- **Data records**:
▽
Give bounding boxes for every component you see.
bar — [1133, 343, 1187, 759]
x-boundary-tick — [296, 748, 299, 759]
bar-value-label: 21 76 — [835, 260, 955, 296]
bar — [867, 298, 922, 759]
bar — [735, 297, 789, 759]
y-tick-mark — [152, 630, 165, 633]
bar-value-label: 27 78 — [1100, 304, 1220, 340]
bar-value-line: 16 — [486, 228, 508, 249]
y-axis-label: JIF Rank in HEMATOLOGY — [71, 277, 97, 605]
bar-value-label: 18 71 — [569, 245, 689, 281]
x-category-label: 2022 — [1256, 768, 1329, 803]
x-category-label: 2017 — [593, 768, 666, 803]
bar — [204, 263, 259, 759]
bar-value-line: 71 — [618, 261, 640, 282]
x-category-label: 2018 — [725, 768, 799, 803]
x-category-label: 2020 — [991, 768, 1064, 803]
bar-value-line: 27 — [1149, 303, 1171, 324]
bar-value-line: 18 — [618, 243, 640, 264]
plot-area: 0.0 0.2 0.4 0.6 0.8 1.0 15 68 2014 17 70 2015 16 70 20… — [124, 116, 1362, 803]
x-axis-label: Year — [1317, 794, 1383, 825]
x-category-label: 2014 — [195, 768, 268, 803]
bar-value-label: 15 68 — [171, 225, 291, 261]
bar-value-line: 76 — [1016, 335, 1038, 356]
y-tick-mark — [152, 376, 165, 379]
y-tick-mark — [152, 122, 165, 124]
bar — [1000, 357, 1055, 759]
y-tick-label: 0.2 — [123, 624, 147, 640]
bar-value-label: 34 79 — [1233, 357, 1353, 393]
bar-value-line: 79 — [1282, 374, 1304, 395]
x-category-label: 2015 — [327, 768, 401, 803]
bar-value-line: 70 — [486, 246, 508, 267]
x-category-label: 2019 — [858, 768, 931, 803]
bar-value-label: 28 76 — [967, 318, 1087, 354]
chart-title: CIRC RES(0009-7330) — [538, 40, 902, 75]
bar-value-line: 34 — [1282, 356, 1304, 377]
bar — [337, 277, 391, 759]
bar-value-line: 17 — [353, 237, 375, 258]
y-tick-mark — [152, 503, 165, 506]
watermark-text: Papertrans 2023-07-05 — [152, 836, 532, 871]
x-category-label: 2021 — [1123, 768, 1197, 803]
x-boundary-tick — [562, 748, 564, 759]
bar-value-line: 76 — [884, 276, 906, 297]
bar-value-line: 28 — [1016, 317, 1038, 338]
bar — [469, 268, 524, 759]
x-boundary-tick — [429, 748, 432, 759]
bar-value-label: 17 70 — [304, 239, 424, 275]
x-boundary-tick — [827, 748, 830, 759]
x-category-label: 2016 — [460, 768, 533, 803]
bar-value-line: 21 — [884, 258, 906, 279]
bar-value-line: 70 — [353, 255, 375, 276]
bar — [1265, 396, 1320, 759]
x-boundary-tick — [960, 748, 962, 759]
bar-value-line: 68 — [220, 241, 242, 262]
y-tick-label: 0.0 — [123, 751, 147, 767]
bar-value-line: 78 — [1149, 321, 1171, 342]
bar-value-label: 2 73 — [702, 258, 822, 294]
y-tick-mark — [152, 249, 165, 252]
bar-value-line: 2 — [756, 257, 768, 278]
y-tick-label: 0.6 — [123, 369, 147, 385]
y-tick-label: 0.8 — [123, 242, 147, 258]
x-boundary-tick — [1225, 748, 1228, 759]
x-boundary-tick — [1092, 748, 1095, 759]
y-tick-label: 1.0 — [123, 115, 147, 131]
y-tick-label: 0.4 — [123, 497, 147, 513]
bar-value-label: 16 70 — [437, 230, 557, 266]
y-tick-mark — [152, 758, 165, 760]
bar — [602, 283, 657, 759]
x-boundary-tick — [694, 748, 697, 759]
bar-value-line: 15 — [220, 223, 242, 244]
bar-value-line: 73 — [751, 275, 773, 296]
△
- **Task to complete**:
Please rewrite every line of the data records above, changing each "bar-value-line" to "bar-value-text" and leaving everything else as it is.

- **The response**:
Give bounding boxes for every component you see.
bar — [1133, 343, 1187, 759]
x-boundary-tick — [296, 748, 299, 759]
bar-value-label: 21 76 — [835, 260, 955, 296]
bar — [867, 298, 922, 759]
bar — [735, 297, 789, 759]
y-tick-mark — [152, 630, 165, 633]
bar-value-label: 27 78 — [1100, 304, 1220, 340]
bar-value-text: 16 — [486, 228, 508, 249]
y-axis-label: JIF Rank in HEMATOLOGY — [71, 277, 97, 605]
bar-value-label: 18 71 — [569, 245, 689, 281]
x-category-label: 2022 — [1256, 768, 1329, 803]
x-category-label: 2017 — [593, 768, 666, 803]
bar — [204, 263, 259, 759]
bar-value-text: 71 — [618, 261, 640, 282]
x-category-label: 2018 — [725, 768, 799, 803]
x-category-label: 2020 — [991, 768, 1064, 803]
bar-value-text: 27 — [1149, 303, 1171, 324]
bar-value-text: 18 — [618, 243, 640, 264]
plot-area: 0.0 0.2 0.4 0.6 0.8 1.0 15 68 2014 17 70 2015 16 70 20… — [124, 116, 1362, 803]
x-axis-label: Year — [1317, 794, 1383, 825]
x-category-label: 2014 — [195, 768, 268, 803]
bar-value-label: 15 68 — [171, 225, 291, 261]
bar-value-text: 76 — [1016, 335, 1038, 356]
y-tick-mark — [152, 376, 165, 379]
y-tick-mark — [152, 122, 165, 124]
bar — [1000, 357, 1055, 759]
y-tick-label: 0.2 — [123, 624, 147, 640]
bar-value-label: 34 79 — [1233, 357, 1353, 393]
bar-value-text: 79 — [1282, 374, 1304, 395]
x-category-label: 2015 — [327, 768, 401, 803]
bar-value-text: 70 — [486, 246, 508, 267]
x-category-label: 2019 — [858, 768, 931, 803]
bar-value-label: 28 76 — [967, 318, 1087, 354]
chart-title: CIRC RES(0009-7330) — [538, 40, 902, 75]
bar-value-text: 34 — [1282, 356, 1304, 377]
bar — [337, 277, 391, 759]
bar-value-text: 17 — [353, 237, 375, 258]
y-tick-mark — [152, 503, 165, 506]
watermark-text: Papertrans 2023-07-05 — [152, 836, 532, 871]
x-category-label: 2021 — [1123, 768, 1197, 803]
x-boundary-tick — [562, 748, 564, 759]
bar-value-text: 76 — [884, 276, 906, 297]
bar-value-text: 28 — [1016, 317, 1038, 338]
bar — [469, 268, 524, 759]
x-boundary-tick — [429, 748, 432, 759]
bar-value-label: 17 70 — [304, 239, 424, 275]
x-boundary-tick — [827, 748, 830, 759]
x-category-label: 2016 — [460, 768, 533, 803]
bar-value-text: 21 — [884, 258, 906, 279]
bar-value-text: 70 — [353, 255, 375, 276]
bar — [1265, 396, 1320, 759]
x-boundary-tick — [960, 748, 962, 759]
bar-value-text: 68 — [220, 241, 242, 262]
y-tick-label: 0.0 — [123, 751, 147, 767]
bar-value-text: 78 — [1149, 321, 1171, 342]
bar-value-label: 2 73 — [702, 258, 822, 294]
y-tick-mark — [152, 249, 165, 252]
bar-value-text: 2 — [756, 257, 768, 278]
y-tick-label: 0.6 — [123, 369, 147, 385]
y-tick-label: 0.8 — [123, 242, 147, 258]
x-boundary-tick — [1225, 748, 1228, 759]
x-boundary-tick — [1092, 748, 1095, 759]
y-tick-label: 1.0 — [123, 115, 147, 131]
y-tick-label: 0.4 — [123, 497, 147, 513]
bar-value-label: 16 70 — [437, 230, 557, 266]
y-tick-mark — [152, 758, 165, 760]
bar — [602, 283, 657, 759]
x-boundary-tick — [694, 748, 697, 759]
bar-value-text: 15 — [220, 223, 242, 244]
bar-value-text: 73 — [751, 275, 773, 296]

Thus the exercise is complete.